Tally the lines in the listing below that include "faire". Answer with the count and nothing more.

+++

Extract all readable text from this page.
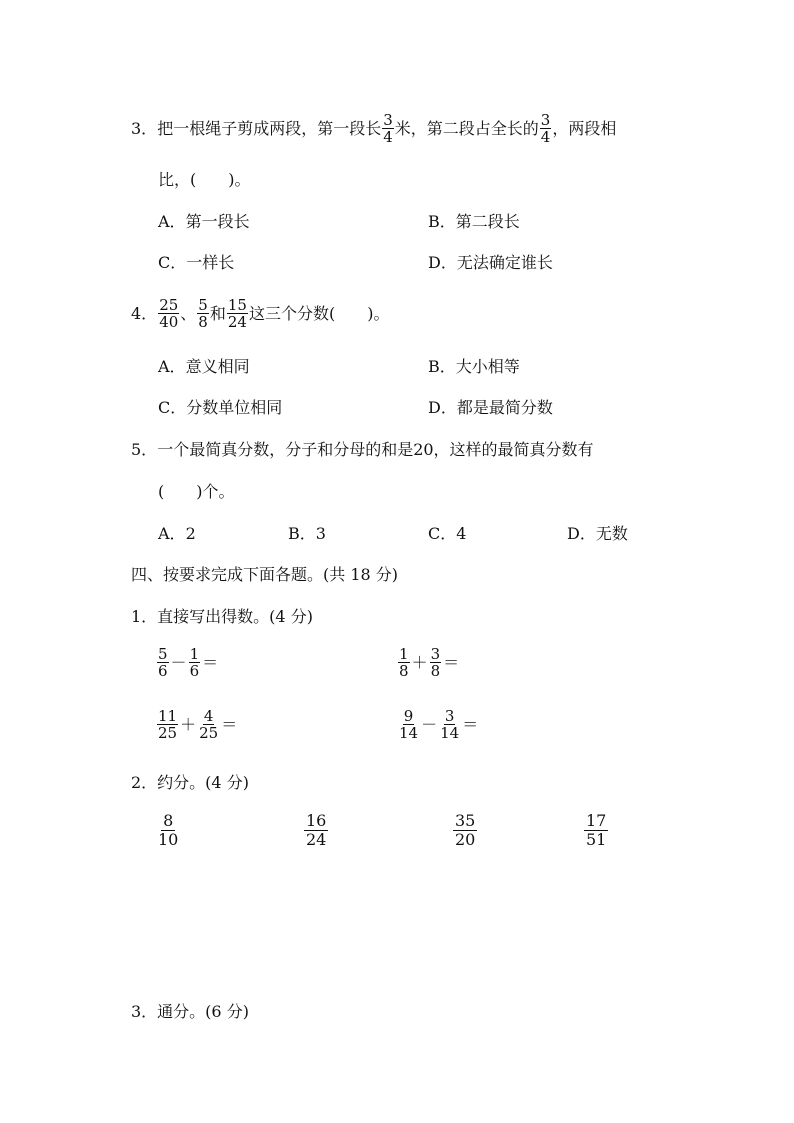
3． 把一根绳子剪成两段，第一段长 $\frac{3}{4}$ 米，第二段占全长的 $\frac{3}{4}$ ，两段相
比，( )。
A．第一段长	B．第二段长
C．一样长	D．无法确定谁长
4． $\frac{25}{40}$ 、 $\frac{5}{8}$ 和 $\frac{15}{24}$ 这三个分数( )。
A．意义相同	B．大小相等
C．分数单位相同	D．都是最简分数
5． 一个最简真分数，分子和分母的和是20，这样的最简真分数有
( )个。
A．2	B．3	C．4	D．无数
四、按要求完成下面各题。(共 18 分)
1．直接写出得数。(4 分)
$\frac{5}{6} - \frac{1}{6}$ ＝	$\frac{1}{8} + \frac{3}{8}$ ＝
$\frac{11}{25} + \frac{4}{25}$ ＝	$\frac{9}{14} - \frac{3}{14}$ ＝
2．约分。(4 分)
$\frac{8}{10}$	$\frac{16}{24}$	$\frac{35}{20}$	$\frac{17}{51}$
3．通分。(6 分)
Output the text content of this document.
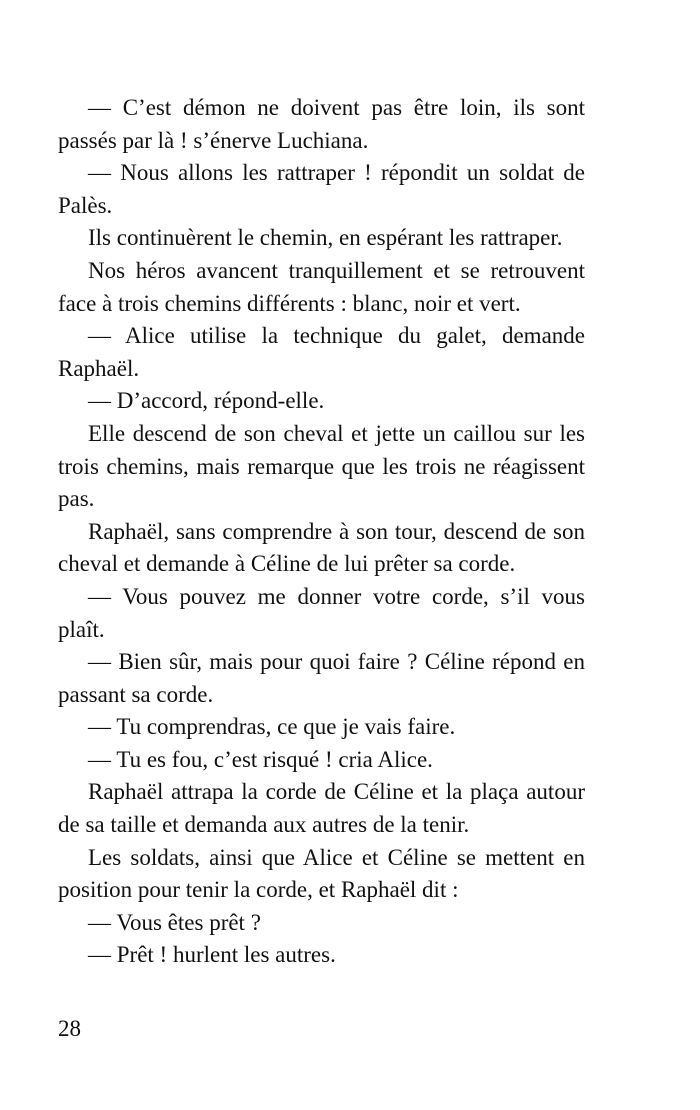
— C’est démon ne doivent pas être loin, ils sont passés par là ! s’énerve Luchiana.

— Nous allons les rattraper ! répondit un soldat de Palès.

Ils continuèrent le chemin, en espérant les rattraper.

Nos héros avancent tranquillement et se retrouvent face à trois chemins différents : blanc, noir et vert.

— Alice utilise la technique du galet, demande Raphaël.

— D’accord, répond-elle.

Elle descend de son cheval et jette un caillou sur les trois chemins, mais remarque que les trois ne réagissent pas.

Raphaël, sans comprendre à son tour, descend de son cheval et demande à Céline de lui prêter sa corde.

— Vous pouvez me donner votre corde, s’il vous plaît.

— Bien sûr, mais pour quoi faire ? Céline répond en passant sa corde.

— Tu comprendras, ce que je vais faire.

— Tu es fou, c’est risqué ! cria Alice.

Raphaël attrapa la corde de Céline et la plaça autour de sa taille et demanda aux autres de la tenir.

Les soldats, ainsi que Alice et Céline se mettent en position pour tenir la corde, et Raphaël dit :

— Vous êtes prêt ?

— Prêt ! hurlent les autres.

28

+++

- _EXERCISE ANSWER_: 2